WHAT IS REQUIRED:
Every record below should be printed exactly as given.

RECORD LIST:
= = =

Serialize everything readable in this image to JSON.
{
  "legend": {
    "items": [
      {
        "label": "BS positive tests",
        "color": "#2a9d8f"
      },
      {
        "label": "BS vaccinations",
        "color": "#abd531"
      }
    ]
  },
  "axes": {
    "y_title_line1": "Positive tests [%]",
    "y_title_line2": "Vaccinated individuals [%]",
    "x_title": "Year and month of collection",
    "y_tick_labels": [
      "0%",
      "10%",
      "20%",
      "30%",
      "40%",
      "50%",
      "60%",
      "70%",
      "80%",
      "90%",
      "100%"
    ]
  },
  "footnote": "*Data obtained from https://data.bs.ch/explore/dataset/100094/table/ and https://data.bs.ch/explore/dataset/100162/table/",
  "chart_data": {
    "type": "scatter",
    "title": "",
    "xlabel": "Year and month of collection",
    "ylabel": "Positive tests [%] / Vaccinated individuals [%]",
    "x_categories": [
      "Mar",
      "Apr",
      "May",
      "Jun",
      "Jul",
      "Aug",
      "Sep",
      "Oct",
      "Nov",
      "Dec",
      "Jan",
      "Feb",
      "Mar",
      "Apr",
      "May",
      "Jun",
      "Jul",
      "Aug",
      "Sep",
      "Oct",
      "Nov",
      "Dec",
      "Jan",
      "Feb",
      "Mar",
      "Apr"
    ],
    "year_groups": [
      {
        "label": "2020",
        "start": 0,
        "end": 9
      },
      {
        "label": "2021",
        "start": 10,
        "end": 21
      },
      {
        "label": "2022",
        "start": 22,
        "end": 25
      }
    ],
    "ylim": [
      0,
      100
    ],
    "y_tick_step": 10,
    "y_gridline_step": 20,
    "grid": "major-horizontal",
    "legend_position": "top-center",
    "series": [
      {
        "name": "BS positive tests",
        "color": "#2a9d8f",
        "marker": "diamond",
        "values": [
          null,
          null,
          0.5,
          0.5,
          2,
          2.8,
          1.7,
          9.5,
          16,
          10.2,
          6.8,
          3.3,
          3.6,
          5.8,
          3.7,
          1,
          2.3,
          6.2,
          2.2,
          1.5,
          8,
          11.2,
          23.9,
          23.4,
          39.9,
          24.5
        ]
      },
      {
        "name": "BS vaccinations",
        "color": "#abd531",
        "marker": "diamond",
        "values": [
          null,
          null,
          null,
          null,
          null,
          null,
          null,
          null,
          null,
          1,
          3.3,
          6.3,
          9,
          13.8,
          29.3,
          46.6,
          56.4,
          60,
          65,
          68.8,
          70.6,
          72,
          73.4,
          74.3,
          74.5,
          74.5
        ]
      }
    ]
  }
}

= = =

RESULT OF THIS TASK:
Serialize everything readable in this image to JSON.
{
  "legend": {
    "items": [
      {
        "label": "BS positive tests",
        "color": "#2a9d8f"
      },
      {
        "label": "BS vaccinations",
        "color": "#abd531"
      }
    ]
  },
  "axes": {
    "y_title_line1": "Positive tests [%]",
    "y_title_line2": "Vaccinated individuals [%]",
    "x_title": "Year and month of collection",
    "y_tick_labels": [
      "0%",
      "10%",
      "20%",
      "30%",
      "40%",
      "50%",
      "60%",
      "70%",
      "80%",
      "90%",
      "100%"
    ]
  },
  "footnote": "*Data obtained from https://data.bs.ch/explore/dataset/100094/table/ and https://data.bs.ch/explore/dataset/100162/table/",
  "chart_data": {
    "type": "scatter",
    "title": "",
    "xlabel": "Year and month of collection",
    "ylabel": "Positive tests [%] / Vaccinated individuals [%]",
    "x_categories": [
      "Mar",
      "Apr",
      "May",
      "Jun",
      "Jul",
      "Aug",
      "Sep",
      "Oct",
      "Nov",
      "Dec",
      "Jan",
      "Feb",
      "Mar",
      "Apr",
      "May",
      "Jun",
      "Jul",
      "Aug",
      "Sep",
      "Oct",
      "Nov",
      "Dec",
      "Jan",
      "Feb",
      "Mar",
      "Apr"
    ],
    "year_groups": [
      {
        "label": "2020",
        "start": 0,
        "end": 9
      },
      {
        "label": "2021",
        "start": 10,
        "end": 21
      },
      {
        "label": "2022",
        "start": 22,
        "end": 25
      }
    ],
    "ylim": [
      0,
      100
    ],
    "y_tick_step": 10,
    "y_gridline_step": 20,
    "grid": "major-horizontal",
    "legend_position": "top-center",
    "series": [
      {
        "name": "BS positive tests",
        "color": "#2a9d8f",
        "marker": "diamond",
        "values": [
          null,
          null,
          0.5,
          0.5,
          2,
          2.8,
          1.7,
          9.5,
          16,
          10.2,
          6.8,
          3.3,
          3.6,
          5.8,
          3.7,
          1,
          2.3,
          6.2,
          2.2,
          1.5,
          8,
          11.2,
          23.9,
          23.4,
          39.9,
          24.5
        ]
      },
      {
        "name": "BS vaccinations",
        "color": "#abd531",
        "marker": "diamond",
        "values": [
          null,
          null,
          null,
          null,
          null,
          null,
          null,
          null,
          null,
          1,
          3.3,
          6.3,
          9,
          13.8,
          29.3,
          46.6,
          56.4,
          60,
          65,
          68.8,
          70.6,
          72,
          73.4,
          74.3,
          74.5,
          74.5
        ]
      }
    ]
  }
}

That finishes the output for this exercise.